== Material to process ==
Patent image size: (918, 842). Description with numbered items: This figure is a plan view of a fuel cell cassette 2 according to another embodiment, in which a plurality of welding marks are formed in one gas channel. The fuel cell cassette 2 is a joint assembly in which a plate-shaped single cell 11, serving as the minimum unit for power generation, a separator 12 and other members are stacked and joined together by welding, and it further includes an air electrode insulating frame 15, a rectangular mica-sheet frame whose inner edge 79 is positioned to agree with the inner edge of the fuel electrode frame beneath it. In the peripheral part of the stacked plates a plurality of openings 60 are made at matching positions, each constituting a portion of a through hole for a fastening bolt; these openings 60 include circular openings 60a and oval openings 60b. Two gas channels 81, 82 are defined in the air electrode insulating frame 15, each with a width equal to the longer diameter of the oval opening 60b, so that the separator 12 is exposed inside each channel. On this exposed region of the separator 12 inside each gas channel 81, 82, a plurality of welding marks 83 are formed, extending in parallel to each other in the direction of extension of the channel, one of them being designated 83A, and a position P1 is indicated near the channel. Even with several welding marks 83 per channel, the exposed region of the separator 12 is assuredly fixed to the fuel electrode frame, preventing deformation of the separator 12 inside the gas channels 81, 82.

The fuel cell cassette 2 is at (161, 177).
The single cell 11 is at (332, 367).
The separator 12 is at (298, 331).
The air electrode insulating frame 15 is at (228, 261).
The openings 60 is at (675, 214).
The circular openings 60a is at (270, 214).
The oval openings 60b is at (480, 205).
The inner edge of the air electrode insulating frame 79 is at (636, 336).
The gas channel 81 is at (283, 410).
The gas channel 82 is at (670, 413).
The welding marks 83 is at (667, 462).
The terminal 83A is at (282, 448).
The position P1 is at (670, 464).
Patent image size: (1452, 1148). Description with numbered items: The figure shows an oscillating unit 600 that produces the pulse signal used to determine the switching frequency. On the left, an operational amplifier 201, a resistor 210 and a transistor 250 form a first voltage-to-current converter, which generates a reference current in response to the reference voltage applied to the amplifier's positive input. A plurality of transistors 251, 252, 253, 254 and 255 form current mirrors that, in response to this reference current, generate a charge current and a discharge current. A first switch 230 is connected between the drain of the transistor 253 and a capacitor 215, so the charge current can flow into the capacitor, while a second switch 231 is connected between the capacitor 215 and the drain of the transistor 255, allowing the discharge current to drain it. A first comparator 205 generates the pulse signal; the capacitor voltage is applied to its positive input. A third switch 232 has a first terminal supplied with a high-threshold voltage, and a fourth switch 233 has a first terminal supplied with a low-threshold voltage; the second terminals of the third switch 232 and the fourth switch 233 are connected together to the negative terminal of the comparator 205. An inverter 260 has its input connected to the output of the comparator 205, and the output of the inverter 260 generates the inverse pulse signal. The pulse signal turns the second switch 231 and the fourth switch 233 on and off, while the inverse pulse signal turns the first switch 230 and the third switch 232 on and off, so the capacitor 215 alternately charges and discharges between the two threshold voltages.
===
Rewrite the records with "plan view" changed to "top view", leaving everything else as it is.

Patent image size: (918, 842). Description with numbered items: This figure is a top view of a fuel cell cassette 2 according to another embodiment, in which a plurality of welding marks are formed in one gas channel. The fuel cell cassette 2 is a joint assembly in which a plate-shaped single cell 11, serving as the minimum unit for power generation, a separator 12 and other members are stacked and joined together by welding, and it further includes an air electrode insulating frame 15, a rectangular mica-sheet frame whose inner edge 79 is positioned to agree with the inner edge of the fuel electrode frame beneath it. In the peripheral part of the stacked plates a plurality of openings 60 are made at matching positions, each constituting a portion of a through hole for a fastening bolt; these openings 60 include circular openings 60a and oval openings 60b. Two gas channels 81, 82 are defined in the air electrode insulating frame 15, each with a width equal to the longer diameter of the oval opening 60b, so that the separator 12 is exposed inside each channel. On this exposed region of the separator 12 inside each gas channel 81, 82, a plurality of welding marks 83 are formed, extending in parallel to each other in the direction of extension of the channel, one of them being designated 83A, and a position P1 is indicated near the channel. Even with several welding marks 83 per channel, the exposed region of the separator 12 is assuredly fixed to the fuel electrode frame, preventing deformation of the separator 12 inside the gas channels 81, 82.

The fuel cell cassette 2 is at (161, 177).
The single cell 11 is at (332, 367).
The separator 12 is at (298, 331).
The air electrode insulating frame 15 is at (228, 261).
The openings 60 is at (675, 214).
The circular openings 60a is at (270, 214).
The oval openings 60b is at (480, 205).
The inner edge of the air electrode insulating frame 79 is at (636, 336).
The gas channel 81 is at (283, 410).
The gas channel 82 is at (670, 413).
The welding marks 83 is at (667, 462).
The terminal 83A is at (282, 448).
The position P1 is at (670, 464).
Patent image size: (1452, 1148). Description with numbered items: The figure shows an oscillating unit 600 that produces the pulse signal used to determine the switching frequency. On the left, an operational amplifier 201, a resistor 210 and a transistor 250 form a first voltage-to-current converter, which generates a reference current in response to the reference voltage applied to the amplifier's positive input. A plurality of transistors 251, 252, 253, 254 and 255 form current mirrors that, in response to this reference current, generate a charge current and a discharge current. A first switch 230 is connected between the drain of the transistor 253 and a capacitor 215, so the charge current can flow into the capacitor, while a second switch 231 is connected between the capacitor 215 and the drain of the transistor 255, allowing the discharge current to drain it. A first comparator 205 generates the pulse signal; the capacitor voltage is applied to its positive input. A third switch 232 has a first terminal supplied with a high-threshold voltage, and a fourth switch 233 has a first terminal supplied with a low-threshold voltage; the second terminals of the third switch 232 and the fourth switch 233 are connected together to the negative terminal of the comparator 205. An inverter 260 has its input connected to the output of the comparator 205, and the output of the inverter 260 generates the inverse pulse signal. The pulse signal turns the second switch 231 and the fourth switch 233 on and off, while the inverse pulse signal turns the first switch 230 and the third switch 232 on and off, so the capacitor 215 alternately charges and discharges between the two threshold voltages.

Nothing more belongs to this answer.